Copy each line in the data that includes the word "description".

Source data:
§ §
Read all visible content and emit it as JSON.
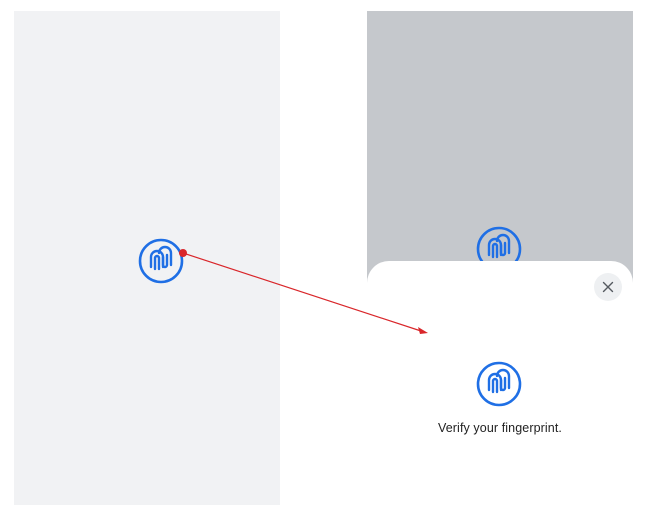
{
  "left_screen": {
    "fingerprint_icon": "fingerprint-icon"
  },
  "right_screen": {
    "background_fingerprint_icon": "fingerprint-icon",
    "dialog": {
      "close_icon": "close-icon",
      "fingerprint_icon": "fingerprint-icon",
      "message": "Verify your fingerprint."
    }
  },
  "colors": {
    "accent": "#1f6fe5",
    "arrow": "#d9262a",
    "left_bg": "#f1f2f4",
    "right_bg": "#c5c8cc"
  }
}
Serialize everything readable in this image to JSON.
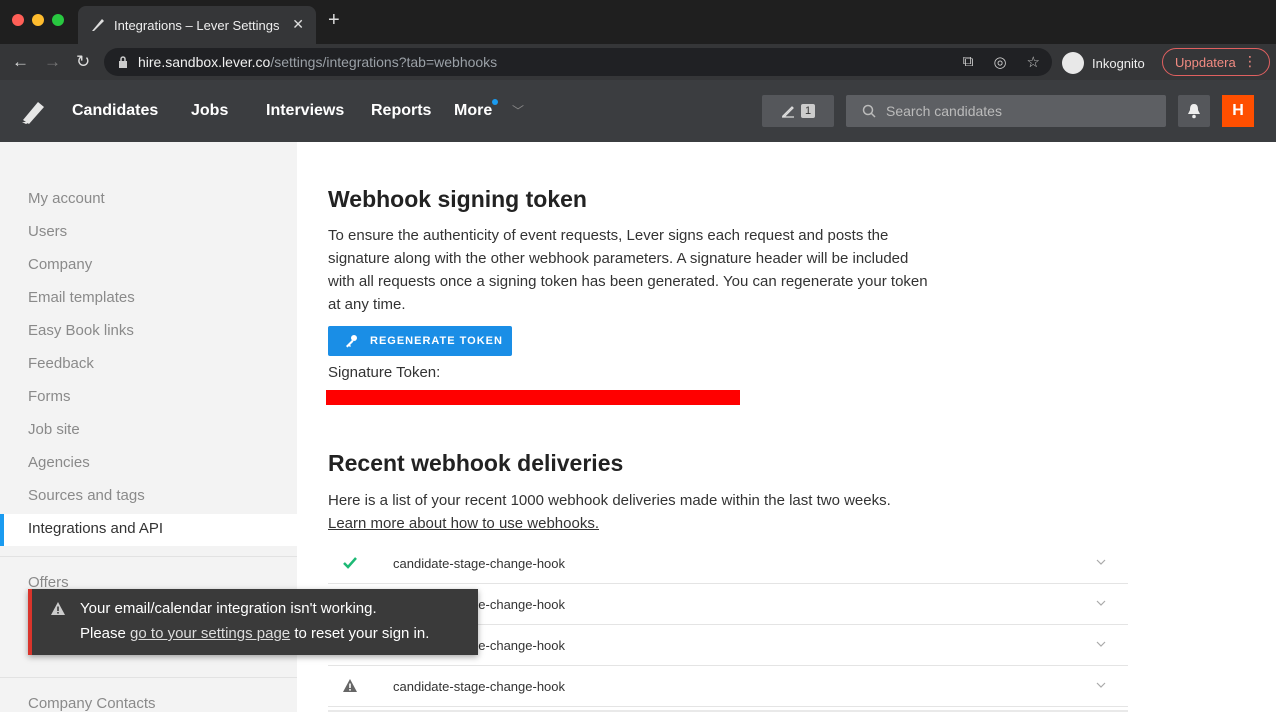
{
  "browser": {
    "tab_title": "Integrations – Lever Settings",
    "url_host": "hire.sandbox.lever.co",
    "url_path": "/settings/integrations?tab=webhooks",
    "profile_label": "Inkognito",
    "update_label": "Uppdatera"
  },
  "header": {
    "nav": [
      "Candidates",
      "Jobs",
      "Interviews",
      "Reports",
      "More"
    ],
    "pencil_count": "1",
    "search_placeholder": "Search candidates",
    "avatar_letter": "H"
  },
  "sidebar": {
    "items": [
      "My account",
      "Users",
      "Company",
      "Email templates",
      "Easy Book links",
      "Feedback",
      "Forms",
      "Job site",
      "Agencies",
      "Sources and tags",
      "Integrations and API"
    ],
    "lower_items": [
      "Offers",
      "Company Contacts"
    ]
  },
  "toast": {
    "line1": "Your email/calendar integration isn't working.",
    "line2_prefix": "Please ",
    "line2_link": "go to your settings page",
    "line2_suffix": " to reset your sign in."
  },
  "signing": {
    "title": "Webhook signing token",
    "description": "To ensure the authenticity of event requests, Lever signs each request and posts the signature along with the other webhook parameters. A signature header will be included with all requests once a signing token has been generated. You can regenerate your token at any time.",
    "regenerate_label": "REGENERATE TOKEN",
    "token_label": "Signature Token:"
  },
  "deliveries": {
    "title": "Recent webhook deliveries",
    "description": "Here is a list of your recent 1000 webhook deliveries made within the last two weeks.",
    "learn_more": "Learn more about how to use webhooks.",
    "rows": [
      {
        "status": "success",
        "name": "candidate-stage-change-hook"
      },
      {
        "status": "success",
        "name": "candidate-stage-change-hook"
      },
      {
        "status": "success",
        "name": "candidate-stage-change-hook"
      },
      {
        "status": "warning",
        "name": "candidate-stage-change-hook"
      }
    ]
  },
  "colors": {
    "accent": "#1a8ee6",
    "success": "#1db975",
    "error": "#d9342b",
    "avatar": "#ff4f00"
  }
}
§ §
** The result **
    "description": "To ensure the authenticity of event requests, Lever signs each request and posts the signature along with the other webhook parameters. A signature header will be included with all requests once a signing token has been generated. You can regenerate your token at any time.",
    "description": "Here is a list of your recent 1000 webhook deliveries made within the last two weeks.",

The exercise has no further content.